[Records from a dataset]
___
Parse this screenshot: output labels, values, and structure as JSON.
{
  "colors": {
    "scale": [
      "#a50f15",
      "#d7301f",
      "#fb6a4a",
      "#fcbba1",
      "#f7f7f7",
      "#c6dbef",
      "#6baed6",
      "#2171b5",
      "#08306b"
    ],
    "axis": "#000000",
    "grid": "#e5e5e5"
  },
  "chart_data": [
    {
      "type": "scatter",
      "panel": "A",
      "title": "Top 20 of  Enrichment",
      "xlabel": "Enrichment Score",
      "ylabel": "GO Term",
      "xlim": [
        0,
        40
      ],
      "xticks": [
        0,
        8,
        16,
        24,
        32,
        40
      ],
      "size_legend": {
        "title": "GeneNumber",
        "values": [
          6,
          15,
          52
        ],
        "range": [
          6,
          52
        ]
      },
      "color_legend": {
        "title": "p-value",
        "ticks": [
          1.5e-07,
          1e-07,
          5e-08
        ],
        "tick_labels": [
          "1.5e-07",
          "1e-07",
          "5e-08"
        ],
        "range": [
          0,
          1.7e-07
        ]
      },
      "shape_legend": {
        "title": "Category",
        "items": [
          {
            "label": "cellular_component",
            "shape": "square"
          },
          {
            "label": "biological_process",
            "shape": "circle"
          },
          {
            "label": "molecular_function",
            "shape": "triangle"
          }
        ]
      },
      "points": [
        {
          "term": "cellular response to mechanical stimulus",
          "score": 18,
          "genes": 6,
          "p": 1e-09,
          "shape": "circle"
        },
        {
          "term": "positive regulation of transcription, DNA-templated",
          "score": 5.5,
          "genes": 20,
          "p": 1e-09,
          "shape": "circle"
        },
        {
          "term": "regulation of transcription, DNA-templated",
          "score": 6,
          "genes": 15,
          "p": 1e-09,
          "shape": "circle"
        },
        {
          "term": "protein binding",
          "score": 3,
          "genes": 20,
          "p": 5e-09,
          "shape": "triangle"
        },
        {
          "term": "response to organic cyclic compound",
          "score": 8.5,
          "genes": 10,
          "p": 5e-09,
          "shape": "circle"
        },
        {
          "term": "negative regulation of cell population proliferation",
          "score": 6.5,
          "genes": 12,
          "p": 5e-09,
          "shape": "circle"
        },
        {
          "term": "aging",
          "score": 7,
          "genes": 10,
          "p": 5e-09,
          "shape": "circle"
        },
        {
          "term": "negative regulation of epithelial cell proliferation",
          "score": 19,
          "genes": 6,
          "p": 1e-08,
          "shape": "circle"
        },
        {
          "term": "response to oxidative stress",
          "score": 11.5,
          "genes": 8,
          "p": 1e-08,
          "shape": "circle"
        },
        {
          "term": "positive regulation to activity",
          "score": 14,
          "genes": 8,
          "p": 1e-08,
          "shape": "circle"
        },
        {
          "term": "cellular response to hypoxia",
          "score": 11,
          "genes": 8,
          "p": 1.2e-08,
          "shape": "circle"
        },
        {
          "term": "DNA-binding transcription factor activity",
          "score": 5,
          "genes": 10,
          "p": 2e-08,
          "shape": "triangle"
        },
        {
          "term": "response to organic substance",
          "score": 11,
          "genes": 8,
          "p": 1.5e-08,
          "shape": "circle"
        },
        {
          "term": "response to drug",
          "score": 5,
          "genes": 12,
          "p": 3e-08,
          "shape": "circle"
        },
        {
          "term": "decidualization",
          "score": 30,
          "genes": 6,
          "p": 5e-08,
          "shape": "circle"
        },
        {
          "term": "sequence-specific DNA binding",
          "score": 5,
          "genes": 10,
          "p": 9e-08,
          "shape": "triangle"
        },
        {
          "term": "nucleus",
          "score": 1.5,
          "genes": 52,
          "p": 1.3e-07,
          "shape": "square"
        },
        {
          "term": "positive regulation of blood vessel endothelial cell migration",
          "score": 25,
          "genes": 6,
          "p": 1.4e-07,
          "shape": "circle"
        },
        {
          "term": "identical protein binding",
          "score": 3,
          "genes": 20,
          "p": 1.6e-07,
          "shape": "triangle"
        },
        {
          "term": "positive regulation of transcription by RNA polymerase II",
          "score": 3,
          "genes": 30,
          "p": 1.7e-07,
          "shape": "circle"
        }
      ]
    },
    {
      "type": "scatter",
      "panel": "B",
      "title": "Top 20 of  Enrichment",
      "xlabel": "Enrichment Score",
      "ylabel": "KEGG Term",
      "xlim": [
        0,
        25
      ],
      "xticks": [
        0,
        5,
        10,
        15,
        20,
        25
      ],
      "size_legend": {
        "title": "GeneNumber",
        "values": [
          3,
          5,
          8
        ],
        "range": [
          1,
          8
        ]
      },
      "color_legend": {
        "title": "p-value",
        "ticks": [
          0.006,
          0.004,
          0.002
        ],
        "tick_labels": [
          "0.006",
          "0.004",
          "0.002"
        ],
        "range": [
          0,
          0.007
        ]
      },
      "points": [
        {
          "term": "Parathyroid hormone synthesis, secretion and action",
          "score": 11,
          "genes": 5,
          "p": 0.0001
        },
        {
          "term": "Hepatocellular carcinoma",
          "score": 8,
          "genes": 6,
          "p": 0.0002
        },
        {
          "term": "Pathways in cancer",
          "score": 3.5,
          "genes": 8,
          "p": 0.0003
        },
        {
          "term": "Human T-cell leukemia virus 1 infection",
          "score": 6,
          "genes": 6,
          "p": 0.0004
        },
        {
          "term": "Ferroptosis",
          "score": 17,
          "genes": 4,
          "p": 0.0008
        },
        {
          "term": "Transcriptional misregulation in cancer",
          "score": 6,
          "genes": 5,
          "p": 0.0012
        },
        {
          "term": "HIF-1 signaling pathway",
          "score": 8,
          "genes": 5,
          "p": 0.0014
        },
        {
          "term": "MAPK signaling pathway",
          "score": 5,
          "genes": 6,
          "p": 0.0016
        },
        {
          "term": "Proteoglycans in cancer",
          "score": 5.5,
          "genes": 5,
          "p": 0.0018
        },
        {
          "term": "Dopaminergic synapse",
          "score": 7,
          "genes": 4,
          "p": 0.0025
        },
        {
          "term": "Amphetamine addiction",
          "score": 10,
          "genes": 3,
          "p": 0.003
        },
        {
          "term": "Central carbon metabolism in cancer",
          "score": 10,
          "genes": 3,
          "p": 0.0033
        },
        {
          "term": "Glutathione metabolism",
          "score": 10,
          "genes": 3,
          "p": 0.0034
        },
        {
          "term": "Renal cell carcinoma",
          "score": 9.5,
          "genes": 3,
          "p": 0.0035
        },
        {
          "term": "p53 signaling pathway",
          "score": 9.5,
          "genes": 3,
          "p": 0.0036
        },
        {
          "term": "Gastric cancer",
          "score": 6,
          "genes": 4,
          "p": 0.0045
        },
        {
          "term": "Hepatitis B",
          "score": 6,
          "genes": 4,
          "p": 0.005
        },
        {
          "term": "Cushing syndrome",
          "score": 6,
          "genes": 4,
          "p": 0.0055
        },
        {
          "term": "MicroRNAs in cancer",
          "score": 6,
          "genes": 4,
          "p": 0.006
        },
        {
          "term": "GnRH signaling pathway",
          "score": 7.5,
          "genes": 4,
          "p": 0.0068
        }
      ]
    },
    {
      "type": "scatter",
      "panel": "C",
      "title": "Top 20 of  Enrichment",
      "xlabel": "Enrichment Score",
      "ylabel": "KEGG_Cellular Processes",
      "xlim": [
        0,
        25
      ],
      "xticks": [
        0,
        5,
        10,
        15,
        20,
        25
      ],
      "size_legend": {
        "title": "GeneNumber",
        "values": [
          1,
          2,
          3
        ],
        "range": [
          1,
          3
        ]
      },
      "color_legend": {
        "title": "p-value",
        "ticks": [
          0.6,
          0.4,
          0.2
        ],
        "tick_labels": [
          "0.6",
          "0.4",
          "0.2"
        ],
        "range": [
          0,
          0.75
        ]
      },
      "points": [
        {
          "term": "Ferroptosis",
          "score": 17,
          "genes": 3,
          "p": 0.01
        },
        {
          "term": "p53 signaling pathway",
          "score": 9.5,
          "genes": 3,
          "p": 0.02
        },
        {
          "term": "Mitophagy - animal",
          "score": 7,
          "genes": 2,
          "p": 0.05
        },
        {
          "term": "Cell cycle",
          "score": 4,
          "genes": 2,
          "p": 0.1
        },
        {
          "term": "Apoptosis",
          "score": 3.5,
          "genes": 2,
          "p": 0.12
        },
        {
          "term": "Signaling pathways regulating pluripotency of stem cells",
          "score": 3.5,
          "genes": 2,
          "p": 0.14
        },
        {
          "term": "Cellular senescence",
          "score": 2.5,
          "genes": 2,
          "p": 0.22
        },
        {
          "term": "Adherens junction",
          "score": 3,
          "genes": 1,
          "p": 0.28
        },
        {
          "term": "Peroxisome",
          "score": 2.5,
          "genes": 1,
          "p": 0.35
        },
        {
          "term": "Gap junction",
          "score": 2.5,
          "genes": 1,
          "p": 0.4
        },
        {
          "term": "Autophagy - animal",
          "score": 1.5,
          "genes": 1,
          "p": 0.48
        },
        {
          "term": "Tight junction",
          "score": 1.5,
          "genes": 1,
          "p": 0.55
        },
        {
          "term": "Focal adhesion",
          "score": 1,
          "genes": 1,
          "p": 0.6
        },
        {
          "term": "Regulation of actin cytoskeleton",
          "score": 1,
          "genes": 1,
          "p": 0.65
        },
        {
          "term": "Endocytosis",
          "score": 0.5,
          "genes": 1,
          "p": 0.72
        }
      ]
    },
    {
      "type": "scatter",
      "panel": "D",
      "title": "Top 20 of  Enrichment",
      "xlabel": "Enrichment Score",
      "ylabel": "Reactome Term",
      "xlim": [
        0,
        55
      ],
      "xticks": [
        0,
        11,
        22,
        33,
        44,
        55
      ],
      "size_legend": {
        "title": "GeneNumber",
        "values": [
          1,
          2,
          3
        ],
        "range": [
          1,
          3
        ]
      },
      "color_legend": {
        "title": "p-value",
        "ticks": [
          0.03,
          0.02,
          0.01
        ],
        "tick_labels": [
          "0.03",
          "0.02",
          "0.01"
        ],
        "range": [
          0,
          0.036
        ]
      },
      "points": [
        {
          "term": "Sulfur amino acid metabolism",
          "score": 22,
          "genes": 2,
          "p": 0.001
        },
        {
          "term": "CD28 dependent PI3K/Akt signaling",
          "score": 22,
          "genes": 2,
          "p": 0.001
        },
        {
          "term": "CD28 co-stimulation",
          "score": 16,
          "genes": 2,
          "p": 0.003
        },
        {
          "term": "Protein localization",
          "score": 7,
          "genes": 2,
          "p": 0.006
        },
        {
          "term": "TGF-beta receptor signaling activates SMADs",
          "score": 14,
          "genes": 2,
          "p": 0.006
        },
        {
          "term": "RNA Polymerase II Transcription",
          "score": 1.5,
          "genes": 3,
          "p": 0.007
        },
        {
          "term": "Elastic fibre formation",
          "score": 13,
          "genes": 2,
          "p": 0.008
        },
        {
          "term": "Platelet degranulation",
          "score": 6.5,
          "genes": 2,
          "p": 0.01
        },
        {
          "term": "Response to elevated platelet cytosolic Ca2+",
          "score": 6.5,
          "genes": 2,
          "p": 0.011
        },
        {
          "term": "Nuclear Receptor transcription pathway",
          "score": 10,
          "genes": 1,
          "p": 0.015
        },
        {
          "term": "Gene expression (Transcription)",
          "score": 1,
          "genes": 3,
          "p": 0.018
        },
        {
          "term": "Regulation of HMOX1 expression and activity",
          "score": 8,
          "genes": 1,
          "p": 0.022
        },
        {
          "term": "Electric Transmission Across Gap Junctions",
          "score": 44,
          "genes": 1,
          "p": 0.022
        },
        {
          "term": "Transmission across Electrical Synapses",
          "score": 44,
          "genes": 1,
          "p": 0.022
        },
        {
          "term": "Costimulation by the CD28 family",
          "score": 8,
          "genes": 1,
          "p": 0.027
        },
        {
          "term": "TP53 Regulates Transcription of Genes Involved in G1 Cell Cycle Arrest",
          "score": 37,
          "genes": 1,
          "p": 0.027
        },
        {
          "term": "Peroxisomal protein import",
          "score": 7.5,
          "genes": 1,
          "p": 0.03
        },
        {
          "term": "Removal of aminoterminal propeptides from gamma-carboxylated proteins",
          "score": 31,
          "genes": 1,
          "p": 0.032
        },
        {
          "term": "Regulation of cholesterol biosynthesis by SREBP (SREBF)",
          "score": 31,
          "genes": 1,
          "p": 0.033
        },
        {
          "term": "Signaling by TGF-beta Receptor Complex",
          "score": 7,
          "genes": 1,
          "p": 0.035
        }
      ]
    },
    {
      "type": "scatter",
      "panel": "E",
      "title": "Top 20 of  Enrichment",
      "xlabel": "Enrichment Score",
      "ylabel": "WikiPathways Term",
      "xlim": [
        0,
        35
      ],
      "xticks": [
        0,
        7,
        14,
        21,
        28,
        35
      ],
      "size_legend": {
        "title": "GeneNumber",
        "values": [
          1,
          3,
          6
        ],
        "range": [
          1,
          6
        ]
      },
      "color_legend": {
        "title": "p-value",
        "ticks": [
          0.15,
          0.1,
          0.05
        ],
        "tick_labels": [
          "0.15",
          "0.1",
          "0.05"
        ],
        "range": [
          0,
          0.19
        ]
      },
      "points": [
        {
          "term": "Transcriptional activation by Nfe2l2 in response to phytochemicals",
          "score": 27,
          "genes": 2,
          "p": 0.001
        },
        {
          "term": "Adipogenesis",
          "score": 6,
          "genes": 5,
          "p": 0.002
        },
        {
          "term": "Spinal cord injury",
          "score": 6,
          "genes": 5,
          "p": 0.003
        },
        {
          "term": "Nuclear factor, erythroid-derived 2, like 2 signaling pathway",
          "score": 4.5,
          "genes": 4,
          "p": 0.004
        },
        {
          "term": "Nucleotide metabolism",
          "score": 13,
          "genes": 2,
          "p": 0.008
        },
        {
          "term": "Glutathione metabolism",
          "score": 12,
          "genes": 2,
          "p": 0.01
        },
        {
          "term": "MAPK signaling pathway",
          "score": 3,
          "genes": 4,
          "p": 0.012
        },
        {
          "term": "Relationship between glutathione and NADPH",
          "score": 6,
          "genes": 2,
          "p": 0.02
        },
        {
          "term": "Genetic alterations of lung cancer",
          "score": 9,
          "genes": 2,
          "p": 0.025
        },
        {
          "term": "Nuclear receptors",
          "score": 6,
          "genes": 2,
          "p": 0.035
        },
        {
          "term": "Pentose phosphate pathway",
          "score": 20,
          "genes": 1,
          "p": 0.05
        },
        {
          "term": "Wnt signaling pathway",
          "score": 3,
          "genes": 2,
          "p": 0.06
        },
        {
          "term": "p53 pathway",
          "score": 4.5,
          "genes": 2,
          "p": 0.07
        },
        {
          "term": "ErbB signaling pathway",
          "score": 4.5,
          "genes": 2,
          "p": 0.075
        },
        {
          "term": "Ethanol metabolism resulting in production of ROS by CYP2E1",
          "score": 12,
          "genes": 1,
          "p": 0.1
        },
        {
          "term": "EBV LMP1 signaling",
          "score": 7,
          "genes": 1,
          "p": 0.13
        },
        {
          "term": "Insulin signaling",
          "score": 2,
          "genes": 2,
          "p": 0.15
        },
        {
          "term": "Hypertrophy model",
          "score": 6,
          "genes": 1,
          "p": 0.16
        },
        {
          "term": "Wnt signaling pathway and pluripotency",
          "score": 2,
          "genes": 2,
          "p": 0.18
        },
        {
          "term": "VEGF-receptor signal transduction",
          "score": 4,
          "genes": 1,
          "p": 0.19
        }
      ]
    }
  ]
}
___
▶ **TASK REQUIREMENTS**
Could you state how many lines in the entries contain the word "metabolism"? Reply with nothing but the number.

▶ **SOLUTION TO THIS TASK**
6